### Records shown
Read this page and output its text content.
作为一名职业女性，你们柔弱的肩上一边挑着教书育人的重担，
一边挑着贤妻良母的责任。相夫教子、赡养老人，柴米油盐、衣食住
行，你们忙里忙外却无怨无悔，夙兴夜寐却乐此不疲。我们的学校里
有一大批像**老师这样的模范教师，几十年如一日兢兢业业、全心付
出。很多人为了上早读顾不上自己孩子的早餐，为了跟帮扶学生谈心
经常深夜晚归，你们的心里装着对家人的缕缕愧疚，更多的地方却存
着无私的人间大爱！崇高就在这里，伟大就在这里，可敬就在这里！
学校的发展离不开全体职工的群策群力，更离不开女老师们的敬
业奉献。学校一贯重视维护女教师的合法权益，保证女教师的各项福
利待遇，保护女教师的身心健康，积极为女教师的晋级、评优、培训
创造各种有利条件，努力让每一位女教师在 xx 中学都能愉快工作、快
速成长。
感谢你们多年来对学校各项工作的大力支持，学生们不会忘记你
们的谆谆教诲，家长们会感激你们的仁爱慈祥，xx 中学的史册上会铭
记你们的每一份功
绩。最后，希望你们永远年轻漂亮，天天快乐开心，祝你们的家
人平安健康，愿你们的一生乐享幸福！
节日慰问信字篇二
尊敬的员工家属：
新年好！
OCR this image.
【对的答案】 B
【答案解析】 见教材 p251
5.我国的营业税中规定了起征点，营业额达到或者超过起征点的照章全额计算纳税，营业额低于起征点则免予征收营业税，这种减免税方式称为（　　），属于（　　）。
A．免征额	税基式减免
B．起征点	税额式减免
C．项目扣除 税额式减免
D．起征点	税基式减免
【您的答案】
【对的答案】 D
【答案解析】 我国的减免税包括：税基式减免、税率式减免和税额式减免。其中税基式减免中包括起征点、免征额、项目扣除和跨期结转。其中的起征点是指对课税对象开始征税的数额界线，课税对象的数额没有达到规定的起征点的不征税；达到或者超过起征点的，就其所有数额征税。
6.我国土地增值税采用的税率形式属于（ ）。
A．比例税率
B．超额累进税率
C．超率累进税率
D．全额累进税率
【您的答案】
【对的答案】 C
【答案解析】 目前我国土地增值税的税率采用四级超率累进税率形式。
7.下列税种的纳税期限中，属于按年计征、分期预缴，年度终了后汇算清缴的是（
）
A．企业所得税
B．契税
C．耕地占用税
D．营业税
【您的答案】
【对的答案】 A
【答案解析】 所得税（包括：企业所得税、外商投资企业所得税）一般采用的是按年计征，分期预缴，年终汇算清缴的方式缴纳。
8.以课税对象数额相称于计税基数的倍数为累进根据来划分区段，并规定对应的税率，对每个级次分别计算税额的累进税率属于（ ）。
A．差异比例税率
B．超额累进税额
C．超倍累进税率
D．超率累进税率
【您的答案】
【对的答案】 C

### Brief
Extract the listing in its entirety and repeat it exactly.

### Output of the exercise
Read this page and output its text content.
作为一名职业女性，你们柔弱的肩上一边挑着教书育人的重担，
一边挑着贤妻良母的责任。相夫教子、赡养老人，柴米油盐、衣食住
行，你们忙里忙外却无怨无悔，夙兴夜寐却乐此不疲。我们的学校里
有一大批像**老师这样的模范教师，几十年如一日兢兢业业、全心付
出。很多人为了上早读顾不上自己孩子的早餐，为了跟帮扶学生谈心
经常深夜晚归，你们的心里装着对家人的缕缕愧疚，更多的地方却存
着无私的人间大爱！崇高就在这里，伟大就在这里，可敬就在这里！
学校的发展离不开全体职工的群策群力，更离不开女老师们的敬
业奉献。学校一贯重视维护女教师的合法权益，保证女教师的各项福
利待遇，保护女教师的身心健康，积极为女教师的晋级、评优、培训
创造各种有利条件，努力让每一位女教师在 xx 中学都能愉快工作、快
速成长。
感谢你们多年来对学校各项工作的大力支持，学生们不会忘记你
们的谆谆教诲，家长们会感激你们的仁爱慈祥，xx 中学的史册上会铭
记你们的每一份功
绩。最后，希望你们永远年轻漂亮，天天快乐开心，祝你们的家
人平安健康，愿你们的一生乐享幸福！
节日慰问信字篇二
尊敬的员工家属：
新年好！
OCR this image.
【对的答案】 B
【答案解析】 见教材 p251
5.我国的营业税中规定了起征点，营业额达到或者超过起征点的照章全额计算纳税，营业额低于起征点则免予征收营业税，这种减免税方式称为（　　），属于（　　）。
A．免征额	税基式减免
B．起征点	税额式减免
C．项目扣除 税额式减免
D．起征点	税基式减免
【您的答案】
【对的答案】 D
【答案解析】 我国的减免税包括：税基式减免、税率式减免和税额式减免。其中税基式减免中包括起征点、免征额、项目扣除和跨期结转。其中的起征点是指对课税对象开始征税的数额界线，课税对象的数额没有达到规定的起征点的不征税；达到或者超过起征点的，就其所有数额征税。
6.我国土地增值税采用的税率形式属于（ ）。
A．比例税率
B．超额累进税率
C．超率累进税率
D．全额累进税率
【您的答案】
【对的答案】 C
【答案解析】 目前我国土地增值税的税率采用四级超率累进税率形式。
7.下列税种的纳税期限中，属于按年计征、分期预缴，年度终了后汇算清缴的是（
）
A．企业所得税
B．契税
C．耕地占用税
D．营业税
【您的答案】
【对的答案】 A
【答案解析】 所得税（包括：企业所得税、外商投资企业所得税）一般采用的是按年计征，分期预缴，年终汇算清缴的方式缴纳。
8.以课税对象数额相称于计税基数的倍数为累进根据来划分区段，并规定对应的税率，对每个级次分别计算税额的累进税率属于（ ）。
A．差异比例税率
B．超额累进税额
C．超倍累进税率
D．超率累进税率
【您的答案】
【对的答案】 C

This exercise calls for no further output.